Print all of the data exactly.

━━ Material for this task ━━

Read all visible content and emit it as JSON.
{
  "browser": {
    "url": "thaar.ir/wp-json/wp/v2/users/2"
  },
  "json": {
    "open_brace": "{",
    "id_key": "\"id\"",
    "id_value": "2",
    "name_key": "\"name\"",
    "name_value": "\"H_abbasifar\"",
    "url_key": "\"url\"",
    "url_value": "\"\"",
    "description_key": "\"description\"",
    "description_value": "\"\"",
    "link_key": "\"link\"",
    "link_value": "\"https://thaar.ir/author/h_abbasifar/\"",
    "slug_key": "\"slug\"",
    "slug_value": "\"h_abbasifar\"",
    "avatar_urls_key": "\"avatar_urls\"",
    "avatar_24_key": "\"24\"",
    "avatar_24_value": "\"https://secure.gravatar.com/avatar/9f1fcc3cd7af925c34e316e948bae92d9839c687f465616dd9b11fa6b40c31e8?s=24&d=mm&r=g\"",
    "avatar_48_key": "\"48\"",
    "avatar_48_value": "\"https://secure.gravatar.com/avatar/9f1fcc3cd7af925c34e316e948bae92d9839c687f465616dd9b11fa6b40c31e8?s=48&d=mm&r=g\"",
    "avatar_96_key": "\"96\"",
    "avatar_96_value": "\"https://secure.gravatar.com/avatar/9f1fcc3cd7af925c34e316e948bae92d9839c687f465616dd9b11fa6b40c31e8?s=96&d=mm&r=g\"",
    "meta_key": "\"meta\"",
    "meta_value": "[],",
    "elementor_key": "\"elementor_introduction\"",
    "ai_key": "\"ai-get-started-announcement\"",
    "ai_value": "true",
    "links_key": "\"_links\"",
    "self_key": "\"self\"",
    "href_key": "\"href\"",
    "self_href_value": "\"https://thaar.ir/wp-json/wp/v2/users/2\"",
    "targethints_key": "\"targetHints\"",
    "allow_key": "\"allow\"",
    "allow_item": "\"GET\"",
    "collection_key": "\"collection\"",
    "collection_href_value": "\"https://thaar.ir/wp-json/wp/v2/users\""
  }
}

━━━

Task result -
Read all visible content and emit it as JSON.
{
  "browser": {
    "url": "thaar.ir/wp-json/wp/v2/users/2"
  },
  "json": {
    "open_brace": "{",
    "id_key": "\"id\"",
    "id_value": "2",
    "name_key": "\"name\"",
    "name_value": "\"H_abbasifar\"",
    "url_key": "\"url\"",
    "url_value": "\"\"",
    "description_key": "\"description\"",
    "description_value": "\"\"",
    "link_key": "\"link\"",
    "link_value": "\"https://thaar.ir/author/h_abbasifar/\"",
    "slug_key": "\"slug\"",
    "slug_value": "\"h_abbasifar\"",
    "avatar_urls_key": "\"avatar_urls\"",
    "avatar_24_key": "\"24\"",
    "avatar_24_value": "\"https://secure.gravatar.com/avatar/9f1fcc3cd7af925c34e316e948bae92d9839c687f465616dd9b11fa6b40c31e8?s=24&d=mm&r=g\"",
    "avatar_48_key": "\"48\"",
    "avatar_48_value": "\"https://secure.gravatar.com/avatar/9f1fcc3cd7af925c34e316e948bae92d9839c687f465616dd9b11fa6b40c31e8?s=48&d=mm&r=g\"",
    "avatar_96_key": "\"96\"",
    "avatar_96_value": "\"https://secure.gravatar.com/avatar/9f1fcc3cd7af925c34e316e948bae92d9839c687f465616dd9b11fa6b40c31e8?s=96&d=mm&r=g\"",
    "meta_key": "\"meta\"",
    "meta_value": "[],",
    "elementor_key": "\"elementor_introduction\"",
    "ai_key": "\"ai-get-started-announcement\"",
    "ai_value": "true",
    "links_key": "\"_links\"",
    "self_key": "\"self\"",
    "href_key": "\"href\"",
    "self_href_value": "\"https://thaar.ir/wp-json/wp/v2/users/2\"",
    "targethints_key": "\"targetHints\"",
    "allow_key": "\"allow\"",
    "allow_item": "\"GET\"",
    "collection_key": "\"collection\"",
    "collection_href_value": "\"https://thaar.ir/wp-json/wp/v2/users\""
  }
}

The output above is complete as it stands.